Collected data

* * *

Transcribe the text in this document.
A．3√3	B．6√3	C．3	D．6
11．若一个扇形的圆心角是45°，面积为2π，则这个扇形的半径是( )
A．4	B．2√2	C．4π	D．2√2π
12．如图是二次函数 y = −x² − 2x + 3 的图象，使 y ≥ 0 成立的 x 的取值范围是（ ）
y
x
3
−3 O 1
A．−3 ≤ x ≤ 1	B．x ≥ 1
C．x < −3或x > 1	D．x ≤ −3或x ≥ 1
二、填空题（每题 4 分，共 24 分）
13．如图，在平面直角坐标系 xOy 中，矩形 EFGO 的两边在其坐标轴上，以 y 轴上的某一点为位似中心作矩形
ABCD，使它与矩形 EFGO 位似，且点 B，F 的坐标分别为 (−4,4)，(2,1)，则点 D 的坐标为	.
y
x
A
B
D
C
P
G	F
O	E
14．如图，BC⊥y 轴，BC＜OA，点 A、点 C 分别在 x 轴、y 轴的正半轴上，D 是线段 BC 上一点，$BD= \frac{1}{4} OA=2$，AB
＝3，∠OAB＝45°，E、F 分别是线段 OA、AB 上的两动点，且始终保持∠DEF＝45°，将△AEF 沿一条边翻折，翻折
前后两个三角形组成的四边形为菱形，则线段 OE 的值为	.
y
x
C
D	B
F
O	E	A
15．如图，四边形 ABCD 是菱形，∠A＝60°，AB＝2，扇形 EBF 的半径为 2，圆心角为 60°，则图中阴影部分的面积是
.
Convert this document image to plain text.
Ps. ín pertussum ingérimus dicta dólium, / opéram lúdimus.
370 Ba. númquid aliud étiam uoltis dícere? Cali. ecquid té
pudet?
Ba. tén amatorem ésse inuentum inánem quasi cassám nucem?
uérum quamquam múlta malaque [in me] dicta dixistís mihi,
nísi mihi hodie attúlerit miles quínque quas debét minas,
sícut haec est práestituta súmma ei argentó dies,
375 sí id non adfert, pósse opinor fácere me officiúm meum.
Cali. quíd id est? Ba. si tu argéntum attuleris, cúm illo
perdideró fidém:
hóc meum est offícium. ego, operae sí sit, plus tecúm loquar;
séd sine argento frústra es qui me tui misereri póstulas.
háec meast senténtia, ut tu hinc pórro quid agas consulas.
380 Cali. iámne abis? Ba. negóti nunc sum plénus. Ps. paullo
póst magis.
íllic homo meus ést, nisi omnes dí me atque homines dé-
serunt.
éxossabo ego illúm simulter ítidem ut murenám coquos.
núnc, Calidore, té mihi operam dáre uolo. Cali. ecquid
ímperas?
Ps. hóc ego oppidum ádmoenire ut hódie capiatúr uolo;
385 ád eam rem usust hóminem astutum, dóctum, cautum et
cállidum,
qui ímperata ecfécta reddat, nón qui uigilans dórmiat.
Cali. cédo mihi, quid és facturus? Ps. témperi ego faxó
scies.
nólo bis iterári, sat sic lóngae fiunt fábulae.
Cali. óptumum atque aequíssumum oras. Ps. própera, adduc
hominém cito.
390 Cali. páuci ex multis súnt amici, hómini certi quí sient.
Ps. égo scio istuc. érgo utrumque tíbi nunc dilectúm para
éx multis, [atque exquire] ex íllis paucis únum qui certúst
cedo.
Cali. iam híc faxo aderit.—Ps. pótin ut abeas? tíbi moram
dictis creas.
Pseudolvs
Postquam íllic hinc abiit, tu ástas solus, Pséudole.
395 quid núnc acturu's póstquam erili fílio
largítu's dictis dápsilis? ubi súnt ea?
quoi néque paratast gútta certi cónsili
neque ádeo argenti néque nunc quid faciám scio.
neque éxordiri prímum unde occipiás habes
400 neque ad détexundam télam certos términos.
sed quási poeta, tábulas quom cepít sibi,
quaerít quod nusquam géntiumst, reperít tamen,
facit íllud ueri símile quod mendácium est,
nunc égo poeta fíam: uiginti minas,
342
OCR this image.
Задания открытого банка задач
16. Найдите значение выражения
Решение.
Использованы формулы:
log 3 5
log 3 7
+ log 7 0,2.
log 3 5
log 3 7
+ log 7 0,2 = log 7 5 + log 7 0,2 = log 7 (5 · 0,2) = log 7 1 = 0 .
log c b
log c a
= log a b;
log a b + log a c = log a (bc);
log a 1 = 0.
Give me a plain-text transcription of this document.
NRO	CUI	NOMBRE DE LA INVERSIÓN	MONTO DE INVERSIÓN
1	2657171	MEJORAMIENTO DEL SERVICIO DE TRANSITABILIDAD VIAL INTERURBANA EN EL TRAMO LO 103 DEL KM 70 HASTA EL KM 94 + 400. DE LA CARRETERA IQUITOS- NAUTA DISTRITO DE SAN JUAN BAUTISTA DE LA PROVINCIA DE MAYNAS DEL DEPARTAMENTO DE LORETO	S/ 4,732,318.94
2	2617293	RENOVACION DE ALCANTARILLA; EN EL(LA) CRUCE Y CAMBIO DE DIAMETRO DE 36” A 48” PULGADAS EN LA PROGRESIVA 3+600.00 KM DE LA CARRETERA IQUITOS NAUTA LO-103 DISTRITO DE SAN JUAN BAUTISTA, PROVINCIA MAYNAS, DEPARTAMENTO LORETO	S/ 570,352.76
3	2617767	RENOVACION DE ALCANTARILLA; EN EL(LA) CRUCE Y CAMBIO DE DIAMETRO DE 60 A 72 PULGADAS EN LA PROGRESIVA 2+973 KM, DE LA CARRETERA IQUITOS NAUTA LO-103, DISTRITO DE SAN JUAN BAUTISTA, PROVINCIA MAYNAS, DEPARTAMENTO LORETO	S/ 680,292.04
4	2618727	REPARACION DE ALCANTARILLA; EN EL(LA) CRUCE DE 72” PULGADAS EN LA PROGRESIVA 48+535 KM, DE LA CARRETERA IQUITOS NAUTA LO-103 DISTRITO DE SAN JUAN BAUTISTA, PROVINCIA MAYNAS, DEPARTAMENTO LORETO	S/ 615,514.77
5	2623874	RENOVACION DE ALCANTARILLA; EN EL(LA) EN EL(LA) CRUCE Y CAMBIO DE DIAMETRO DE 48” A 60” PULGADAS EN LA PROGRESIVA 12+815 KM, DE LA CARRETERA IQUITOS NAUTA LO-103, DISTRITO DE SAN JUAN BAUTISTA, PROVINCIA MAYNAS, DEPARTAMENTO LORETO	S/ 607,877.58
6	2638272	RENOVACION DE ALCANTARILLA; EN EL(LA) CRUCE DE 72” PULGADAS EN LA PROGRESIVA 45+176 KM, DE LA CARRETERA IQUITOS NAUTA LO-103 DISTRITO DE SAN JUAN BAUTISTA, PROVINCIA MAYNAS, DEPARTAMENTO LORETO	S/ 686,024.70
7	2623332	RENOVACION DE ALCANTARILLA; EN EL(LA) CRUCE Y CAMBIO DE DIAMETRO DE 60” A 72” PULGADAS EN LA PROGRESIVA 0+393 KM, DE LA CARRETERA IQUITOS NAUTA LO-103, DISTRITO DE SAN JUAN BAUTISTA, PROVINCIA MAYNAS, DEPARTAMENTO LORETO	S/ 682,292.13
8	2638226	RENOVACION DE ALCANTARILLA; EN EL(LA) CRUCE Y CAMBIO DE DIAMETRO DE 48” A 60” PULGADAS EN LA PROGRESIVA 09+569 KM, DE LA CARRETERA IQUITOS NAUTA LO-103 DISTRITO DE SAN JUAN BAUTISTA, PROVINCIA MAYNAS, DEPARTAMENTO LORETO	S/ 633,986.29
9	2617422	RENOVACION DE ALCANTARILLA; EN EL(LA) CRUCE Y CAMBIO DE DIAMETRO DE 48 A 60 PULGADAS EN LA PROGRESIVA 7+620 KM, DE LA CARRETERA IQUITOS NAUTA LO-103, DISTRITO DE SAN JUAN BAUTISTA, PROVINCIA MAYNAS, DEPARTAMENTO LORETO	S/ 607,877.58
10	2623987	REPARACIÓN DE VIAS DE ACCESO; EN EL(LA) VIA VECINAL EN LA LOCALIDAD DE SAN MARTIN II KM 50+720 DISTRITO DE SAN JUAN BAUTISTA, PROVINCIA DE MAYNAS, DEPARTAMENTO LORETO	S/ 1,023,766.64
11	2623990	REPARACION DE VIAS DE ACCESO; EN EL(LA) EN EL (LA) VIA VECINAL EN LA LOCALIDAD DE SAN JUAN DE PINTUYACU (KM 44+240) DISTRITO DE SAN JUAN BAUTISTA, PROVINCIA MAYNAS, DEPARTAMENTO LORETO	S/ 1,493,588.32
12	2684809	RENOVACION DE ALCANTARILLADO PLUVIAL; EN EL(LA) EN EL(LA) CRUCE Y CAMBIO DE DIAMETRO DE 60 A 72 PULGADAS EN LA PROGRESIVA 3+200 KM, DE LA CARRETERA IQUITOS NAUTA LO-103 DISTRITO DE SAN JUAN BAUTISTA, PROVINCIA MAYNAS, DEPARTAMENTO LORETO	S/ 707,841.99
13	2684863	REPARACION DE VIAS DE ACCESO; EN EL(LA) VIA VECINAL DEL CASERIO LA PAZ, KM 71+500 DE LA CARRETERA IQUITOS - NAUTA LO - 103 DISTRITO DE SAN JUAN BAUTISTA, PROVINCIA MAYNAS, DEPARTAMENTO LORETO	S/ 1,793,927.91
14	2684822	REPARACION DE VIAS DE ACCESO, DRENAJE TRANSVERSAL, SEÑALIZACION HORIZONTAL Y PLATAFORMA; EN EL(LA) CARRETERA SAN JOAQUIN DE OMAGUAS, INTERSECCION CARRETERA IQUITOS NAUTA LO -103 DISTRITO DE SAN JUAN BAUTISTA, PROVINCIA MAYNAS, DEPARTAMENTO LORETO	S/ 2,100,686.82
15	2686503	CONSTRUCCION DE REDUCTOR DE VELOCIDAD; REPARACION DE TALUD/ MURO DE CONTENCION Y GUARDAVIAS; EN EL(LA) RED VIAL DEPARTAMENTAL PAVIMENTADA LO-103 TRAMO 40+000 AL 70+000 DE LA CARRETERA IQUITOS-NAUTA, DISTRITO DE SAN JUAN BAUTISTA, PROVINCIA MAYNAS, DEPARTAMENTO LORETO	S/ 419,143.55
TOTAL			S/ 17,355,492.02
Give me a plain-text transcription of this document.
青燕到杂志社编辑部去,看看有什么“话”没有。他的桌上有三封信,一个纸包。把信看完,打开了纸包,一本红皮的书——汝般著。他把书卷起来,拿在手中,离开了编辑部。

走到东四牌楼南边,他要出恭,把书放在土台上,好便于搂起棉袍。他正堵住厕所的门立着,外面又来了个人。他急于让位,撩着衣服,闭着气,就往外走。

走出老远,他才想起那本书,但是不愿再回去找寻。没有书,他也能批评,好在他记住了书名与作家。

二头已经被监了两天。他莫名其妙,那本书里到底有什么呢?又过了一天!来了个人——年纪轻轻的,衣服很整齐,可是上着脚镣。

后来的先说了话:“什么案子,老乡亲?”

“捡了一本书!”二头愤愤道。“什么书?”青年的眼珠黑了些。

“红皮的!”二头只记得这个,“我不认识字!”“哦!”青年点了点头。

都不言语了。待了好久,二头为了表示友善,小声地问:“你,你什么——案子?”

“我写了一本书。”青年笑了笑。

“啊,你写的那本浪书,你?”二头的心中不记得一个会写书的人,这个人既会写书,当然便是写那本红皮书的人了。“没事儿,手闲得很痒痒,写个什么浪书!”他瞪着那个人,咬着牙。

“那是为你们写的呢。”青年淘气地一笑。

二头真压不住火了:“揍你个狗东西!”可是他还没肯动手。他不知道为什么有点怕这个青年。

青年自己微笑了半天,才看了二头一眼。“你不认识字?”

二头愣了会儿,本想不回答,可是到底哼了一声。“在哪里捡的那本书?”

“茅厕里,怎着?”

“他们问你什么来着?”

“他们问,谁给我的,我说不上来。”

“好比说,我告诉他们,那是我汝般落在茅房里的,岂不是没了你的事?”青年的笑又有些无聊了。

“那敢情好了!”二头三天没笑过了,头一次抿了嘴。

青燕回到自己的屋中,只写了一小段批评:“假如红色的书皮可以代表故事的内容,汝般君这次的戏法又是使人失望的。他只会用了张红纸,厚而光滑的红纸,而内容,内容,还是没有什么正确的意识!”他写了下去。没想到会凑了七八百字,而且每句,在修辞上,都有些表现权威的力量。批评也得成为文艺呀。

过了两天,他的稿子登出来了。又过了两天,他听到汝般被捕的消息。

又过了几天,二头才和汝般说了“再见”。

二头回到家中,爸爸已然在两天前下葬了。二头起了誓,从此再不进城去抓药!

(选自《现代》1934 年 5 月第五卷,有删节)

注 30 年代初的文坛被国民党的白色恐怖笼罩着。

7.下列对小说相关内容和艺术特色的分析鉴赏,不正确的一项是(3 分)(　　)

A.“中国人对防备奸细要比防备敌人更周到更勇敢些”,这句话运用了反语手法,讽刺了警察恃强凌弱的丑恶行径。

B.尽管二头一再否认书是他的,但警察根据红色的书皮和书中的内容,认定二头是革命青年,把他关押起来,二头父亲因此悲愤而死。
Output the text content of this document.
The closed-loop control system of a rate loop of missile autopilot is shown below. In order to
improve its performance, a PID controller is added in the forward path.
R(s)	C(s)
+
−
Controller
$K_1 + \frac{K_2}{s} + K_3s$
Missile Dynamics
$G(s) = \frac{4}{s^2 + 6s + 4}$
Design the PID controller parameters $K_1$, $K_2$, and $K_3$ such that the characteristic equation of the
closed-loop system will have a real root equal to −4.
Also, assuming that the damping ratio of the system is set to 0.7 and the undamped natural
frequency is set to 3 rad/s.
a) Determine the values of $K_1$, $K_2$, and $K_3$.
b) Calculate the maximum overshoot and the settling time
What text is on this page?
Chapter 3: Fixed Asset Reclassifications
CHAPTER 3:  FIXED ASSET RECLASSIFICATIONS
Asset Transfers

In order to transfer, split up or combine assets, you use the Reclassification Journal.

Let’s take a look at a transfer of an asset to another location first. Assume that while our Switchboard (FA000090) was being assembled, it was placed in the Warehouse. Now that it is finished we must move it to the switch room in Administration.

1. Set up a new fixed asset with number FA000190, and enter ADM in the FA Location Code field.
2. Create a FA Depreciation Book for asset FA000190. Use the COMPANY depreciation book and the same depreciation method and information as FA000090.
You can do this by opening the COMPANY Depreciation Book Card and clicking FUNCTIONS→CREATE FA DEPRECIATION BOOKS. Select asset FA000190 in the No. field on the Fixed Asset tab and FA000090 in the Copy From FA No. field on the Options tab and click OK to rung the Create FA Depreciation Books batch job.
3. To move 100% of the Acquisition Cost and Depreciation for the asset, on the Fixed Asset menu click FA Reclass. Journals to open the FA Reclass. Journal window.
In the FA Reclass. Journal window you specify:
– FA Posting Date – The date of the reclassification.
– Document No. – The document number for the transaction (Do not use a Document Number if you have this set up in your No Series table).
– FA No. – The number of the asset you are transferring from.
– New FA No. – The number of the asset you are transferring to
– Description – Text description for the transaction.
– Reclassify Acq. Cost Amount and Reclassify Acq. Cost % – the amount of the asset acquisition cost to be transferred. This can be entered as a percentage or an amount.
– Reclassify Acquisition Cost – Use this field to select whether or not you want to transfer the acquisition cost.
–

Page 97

* * *

» BRIEF:
Look through the material and copy each line that has "mihi".

» THE REPLY:
uérum quamquam múlta malaque [in me] dicta dixistís mihi,
nísi mihi hodie attúlerit miles quínque quas debét minas,
núnc, Calidore, té mihi operam dáre uolo. Cali. ecquid
Cali. cédo mihi, quid és facturus? Ps. témperi ego faxó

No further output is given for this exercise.